**** Provided information ****

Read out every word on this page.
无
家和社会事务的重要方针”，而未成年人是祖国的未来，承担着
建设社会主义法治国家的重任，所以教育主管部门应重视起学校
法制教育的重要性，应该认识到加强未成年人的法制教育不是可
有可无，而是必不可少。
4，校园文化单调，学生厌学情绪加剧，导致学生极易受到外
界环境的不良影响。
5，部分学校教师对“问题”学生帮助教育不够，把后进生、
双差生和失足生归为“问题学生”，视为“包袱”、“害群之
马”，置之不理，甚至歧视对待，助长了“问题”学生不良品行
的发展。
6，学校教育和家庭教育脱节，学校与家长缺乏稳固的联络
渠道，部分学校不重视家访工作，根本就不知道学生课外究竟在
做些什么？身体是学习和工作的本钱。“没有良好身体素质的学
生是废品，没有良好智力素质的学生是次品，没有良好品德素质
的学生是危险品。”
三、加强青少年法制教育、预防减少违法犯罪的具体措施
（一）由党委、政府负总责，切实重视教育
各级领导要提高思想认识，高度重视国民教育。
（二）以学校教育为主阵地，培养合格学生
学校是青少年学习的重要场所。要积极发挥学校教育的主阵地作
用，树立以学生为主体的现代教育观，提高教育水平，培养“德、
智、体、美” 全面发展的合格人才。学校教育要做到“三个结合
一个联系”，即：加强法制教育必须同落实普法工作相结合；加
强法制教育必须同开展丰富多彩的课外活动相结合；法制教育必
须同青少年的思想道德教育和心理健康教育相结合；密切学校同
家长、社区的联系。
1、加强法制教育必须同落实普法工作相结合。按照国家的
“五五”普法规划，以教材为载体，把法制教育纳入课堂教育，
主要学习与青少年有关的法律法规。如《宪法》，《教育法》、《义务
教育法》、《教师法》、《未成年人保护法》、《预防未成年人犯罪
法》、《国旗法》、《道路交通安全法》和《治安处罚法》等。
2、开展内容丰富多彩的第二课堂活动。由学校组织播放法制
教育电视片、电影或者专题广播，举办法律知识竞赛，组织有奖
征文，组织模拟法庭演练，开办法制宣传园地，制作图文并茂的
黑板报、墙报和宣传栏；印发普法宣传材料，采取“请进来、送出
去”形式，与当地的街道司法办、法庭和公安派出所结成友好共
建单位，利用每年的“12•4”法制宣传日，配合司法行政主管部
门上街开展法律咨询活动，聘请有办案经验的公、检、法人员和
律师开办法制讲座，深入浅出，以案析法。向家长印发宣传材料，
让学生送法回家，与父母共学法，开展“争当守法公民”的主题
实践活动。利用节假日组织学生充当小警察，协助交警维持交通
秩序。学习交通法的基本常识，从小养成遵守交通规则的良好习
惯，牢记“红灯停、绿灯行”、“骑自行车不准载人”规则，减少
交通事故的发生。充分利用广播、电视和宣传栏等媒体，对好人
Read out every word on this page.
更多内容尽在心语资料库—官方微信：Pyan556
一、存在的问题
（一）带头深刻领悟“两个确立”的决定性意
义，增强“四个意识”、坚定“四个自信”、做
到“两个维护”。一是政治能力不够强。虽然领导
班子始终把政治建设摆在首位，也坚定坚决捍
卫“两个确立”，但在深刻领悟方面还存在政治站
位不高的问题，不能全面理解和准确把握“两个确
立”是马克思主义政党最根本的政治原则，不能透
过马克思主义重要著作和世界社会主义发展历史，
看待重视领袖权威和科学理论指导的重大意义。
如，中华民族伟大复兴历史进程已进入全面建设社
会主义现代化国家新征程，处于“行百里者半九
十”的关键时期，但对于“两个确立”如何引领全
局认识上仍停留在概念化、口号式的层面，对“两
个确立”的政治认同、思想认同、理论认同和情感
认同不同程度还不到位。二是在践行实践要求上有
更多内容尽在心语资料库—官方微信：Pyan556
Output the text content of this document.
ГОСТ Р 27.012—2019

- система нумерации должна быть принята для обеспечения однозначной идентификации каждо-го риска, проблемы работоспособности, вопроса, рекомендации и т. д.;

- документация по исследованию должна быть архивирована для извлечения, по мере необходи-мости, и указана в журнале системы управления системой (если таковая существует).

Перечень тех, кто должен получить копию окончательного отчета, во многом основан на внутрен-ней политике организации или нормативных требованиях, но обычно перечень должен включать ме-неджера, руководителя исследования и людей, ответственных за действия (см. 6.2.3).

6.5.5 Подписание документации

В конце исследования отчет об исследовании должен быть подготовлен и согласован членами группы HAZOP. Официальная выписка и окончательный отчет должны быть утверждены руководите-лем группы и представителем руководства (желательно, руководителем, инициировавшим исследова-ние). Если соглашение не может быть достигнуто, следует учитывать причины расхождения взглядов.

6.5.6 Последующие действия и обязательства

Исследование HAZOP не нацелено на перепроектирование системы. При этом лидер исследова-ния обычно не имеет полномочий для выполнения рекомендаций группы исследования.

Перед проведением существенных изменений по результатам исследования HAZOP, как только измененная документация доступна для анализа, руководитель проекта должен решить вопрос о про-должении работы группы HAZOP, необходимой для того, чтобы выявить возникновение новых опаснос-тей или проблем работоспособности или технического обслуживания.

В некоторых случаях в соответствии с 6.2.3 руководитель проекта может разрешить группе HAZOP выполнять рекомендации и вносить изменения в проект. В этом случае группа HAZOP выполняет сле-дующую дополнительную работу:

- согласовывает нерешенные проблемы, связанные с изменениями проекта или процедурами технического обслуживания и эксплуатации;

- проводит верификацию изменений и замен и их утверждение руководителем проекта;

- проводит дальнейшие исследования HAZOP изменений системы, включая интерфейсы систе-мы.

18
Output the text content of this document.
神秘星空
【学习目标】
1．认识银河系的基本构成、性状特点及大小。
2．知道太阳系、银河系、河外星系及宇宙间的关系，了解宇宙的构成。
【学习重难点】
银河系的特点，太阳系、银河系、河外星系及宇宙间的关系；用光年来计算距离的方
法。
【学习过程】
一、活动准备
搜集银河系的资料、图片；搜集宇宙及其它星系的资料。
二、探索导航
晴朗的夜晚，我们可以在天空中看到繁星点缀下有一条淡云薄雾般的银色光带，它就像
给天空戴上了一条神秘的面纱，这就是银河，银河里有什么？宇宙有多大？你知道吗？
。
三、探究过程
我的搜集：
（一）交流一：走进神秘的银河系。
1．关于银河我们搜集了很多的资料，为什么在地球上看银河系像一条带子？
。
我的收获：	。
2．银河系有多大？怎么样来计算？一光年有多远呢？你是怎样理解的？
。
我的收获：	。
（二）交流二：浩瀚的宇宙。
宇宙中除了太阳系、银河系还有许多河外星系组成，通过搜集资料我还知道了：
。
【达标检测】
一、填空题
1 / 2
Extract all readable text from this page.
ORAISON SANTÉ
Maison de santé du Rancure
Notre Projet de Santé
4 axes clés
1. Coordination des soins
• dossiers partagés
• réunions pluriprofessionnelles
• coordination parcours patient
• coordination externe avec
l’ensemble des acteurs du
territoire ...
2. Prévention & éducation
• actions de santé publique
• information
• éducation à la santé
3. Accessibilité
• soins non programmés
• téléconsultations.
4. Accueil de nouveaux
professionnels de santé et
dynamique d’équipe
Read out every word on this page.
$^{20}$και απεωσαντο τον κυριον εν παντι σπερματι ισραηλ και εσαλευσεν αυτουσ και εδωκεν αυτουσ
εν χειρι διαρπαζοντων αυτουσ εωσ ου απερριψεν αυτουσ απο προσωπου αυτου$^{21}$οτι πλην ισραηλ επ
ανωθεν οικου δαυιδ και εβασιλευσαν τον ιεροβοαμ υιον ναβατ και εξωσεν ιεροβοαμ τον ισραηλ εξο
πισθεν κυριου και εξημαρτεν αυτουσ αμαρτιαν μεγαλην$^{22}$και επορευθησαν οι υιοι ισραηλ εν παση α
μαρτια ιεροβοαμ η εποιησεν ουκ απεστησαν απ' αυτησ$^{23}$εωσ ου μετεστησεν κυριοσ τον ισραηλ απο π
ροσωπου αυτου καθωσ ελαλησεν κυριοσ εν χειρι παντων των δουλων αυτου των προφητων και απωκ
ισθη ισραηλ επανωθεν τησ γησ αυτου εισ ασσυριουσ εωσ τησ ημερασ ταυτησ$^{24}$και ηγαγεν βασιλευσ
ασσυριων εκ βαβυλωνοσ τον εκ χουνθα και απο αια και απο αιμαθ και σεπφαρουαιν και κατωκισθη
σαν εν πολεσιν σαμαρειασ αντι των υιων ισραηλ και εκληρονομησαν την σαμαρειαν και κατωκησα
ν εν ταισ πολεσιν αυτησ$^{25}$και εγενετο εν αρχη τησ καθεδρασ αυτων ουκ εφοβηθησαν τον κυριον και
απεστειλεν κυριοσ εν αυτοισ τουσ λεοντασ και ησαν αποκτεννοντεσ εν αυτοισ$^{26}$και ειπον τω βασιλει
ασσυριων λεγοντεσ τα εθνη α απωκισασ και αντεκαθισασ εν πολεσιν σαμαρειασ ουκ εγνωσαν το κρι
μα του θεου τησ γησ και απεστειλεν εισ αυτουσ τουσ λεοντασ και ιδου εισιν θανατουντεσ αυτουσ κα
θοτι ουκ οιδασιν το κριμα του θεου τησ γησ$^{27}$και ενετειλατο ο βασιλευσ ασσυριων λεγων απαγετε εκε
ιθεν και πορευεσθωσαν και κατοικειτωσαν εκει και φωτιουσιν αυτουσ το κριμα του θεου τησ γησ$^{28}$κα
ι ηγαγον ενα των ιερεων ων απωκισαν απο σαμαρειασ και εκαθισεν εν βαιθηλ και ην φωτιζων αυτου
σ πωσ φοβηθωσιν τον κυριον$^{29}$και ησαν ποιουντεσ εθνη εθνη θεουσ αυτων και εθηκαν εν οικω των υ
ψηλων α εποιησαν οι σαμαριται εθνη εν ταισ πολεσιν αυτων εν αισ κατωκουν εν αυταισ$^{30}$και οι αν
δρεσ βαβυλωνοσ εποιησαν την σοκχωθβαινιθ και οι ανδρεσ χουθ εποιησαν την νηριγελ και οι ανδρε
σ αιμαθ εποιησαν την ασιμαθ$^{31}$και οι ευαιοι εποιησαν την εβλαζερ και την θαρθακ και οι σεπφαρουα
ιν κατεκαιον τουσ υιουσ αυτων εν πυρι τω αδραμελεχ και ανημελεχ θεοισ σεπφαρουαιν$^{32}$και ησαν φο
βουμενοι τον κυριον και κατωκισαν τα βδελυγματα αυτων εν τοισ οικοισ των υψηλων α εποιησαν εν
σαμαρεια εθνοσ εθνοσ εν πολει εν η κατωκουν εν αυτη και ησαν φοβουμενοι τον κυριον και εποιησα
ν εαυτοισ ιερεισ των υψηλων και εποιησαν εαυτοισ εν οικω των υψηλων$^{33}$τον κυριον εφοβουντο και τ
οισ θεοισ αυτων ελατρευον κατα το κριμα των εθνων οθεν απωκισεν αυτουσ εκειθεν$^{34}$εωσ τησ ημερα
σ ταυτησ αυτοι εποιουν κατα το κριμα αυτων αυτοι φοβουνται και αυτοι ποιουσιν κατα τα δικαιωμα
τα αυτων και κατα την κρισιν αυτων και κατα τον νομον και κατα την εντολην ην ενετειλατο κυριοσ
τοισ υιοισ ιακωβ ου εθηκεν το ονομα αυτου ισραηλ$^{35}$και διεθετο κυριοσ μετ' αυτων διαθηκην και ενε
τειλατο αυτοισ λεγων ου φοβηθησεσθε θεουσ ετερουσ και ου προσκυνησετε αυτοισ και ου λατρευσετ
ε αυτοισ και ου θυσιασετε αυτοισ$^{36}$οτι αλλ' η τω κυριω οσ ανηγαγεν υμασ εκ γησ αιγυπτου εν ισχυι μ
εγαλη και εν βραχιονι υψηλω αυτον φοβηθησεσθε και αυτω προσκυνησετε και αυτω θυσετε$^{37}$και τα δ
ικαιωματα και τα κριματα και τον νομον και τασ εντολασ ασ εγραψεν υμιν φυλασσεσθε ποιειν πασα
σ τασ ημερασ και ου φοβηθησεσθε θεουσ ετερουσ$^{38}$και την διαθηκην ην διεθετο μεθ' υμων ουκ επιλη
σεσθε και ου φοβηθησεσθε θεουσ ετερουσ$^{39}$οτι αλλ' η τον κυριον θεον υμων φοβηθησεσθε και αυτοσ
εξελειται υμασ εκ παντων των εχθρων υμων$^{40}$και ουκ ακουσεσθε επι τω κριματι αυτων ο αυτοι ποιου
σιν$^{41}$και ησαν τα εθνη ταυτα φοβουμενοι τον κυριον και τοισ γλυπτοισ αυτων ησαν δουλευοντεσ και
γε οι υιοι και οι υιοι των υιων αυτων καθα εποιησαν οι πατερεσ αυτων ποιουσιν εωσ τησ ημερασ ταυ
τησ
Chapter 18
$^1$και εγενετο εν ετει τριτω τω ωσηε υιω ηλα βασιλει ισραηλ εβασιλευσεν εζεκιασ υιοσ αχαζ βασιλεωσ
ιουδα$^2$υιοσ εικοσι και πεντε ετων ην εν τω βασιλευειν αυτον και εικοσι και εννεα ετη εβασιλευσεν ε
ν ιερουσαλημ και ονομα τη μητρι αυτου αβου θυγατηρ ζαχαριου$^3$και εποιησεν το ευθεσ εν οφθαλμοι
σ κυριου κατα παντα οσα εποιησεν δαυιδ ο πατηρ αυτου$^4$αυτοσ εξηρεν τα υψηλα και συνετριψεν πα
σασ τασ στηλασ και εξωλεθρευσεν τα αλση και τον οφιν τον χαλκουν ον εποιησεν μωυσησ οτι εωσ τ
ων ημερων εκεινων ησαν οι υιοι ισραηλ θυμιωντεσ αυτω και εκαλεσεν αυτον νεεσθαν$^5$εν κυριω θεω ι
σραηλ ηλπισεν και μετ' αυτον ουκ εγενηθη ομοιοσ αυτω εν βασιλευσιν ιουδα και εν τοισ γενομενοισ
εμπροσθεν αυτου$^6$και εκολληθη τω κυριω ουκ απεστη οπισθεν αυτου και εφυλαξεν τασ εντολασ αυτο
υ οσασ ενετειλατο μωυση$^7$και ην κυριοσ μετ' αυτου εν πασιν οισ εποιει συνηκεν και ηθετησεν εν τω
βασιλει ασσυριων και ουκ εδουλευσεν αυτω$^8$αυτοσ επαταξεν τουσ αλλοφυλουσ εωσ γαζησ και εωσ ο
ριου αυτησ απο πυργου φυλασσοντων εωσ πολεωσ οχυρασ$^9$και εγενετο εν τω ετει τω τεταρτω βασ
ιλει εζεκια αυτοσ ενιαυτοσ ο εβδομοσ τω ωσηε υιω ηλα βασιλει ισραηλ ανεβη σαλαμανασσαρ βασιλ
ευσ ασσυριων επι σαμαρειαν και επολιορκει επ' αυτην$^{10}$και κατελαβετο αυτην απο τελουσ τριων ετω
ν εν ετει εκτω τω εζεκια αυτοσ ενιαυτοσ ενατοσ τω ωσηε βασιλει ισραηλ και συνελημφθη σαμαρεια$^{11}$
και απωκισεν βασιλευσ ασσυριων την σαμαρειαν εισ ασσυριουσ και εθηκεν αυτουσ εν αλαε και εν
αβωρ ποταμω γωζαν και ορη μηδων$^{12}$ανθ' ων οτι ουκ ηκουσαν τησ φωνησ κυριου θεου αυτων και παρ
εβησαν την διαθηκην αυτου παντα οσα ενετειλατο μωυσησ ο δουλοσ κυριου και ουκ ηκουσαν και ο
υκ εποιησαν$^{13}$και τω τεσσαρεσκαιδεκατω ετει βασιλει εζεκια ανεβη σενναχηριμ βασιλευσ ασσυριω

****

Your answer should be a single number: the count of lines in the entries that contain the word "κυριον".

8